Start of Data shown

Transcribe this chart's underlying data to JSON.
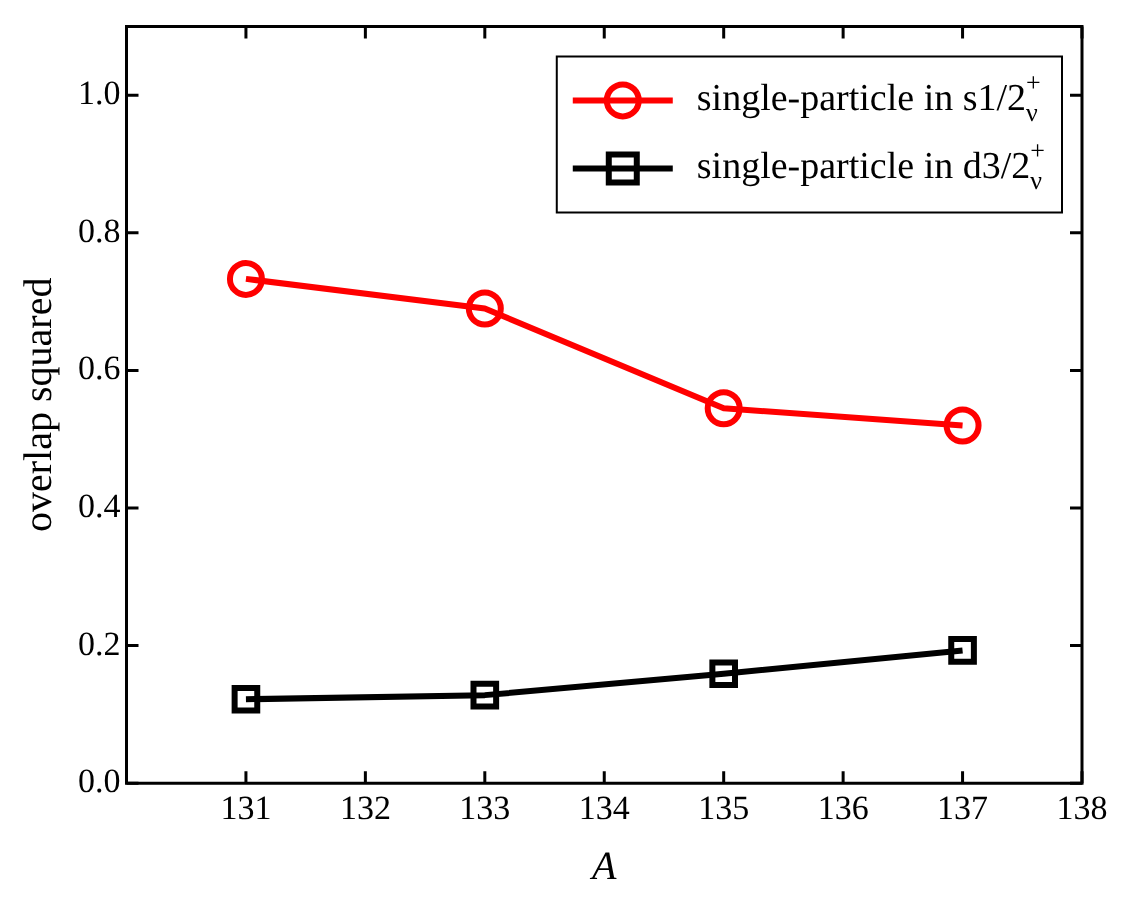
{
  "chart_data": {
    "type": "line",
    "xlabel": "A",
    "ylabel": "overlap squared",
    "x": [
      131,
      133,
      135,
      137
    ],
    "series": [
      {
        "name": "single-particle in s1/2$^{+}$$_{ν}$",
        "color": "#ff0000",
        "marker": "circle",
        "values": [
          0.733,
          0.69,
          0.545,
          0.52
        ]
      },
      {
        "name": "single-particle in d3/2$^{+}$$_{ν}$",
        "color": "#000000",
        "marker": "square",
        "values": [
          0.122,
          0.128,
          0.159,
          0.193
        ]
      }
    ],
    "xlim": [
      130,
      138
    ],
    "xticks": [
      131,
      132,
      133,
      134,
      135,
      136,
      137,
      138
    ],
    "ylim": [
      0,
      1.1
    ],
    "yticks": [
      {
        "value": 0,
        "label": "0.0"
      },
      0.2,
      0.4,
      0.6,
      0.8,
      {
        "value": 1,
        "label": "1.0"
      }
    ],
    "grid": false,
    "legend": "top right",
    "line_style": "solid"
  }
}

End of Data shown

Pictures in the records above are not copied; print everything else exactly.

Transcribe this chart's underlying data to JSON.
{
  "chart_data": {
    "type": "line",
    "xlabel": "A",
    "ylabel": "overlap squared",
    "x": [
      131,
      133,
      135,
      137
    ],
    "series": [
      {
        "name": "single-particle in s1/2$^{+}$$_{ν}$",
        "color": "#ff0000",
        "marker": "circle",
        "values": [
          0.733,
          0.69,
          0.545,
          0.52
        ]
      },
      {
        "name": "single-particle in d3/2$^{+}$$_{ν}$",
        "color": "#000000",
        "marker": "square",
        "values": [
          0.122,
          0.128,
          0.159,
          0.193
        ]
      }
    ],
    "xlim": [
      130,
      138
    ],
    "xticks": [
      131,
      132,
      133,
      134,
      135,
      136,
      137,
      138
    ],
    "ylim": [
      0,
      1.1
    ],
    "yticks": [
      {
        "value": 0,
        "label": "0.0"
      },
      0.2,
      0.4,
      0.6,
      0.8,
      {
        "value": 1,
        "label": "1.0"
      }
    ],
    "grid": false,
    "legend": "top right",
    "line_style": "solid"
  }
}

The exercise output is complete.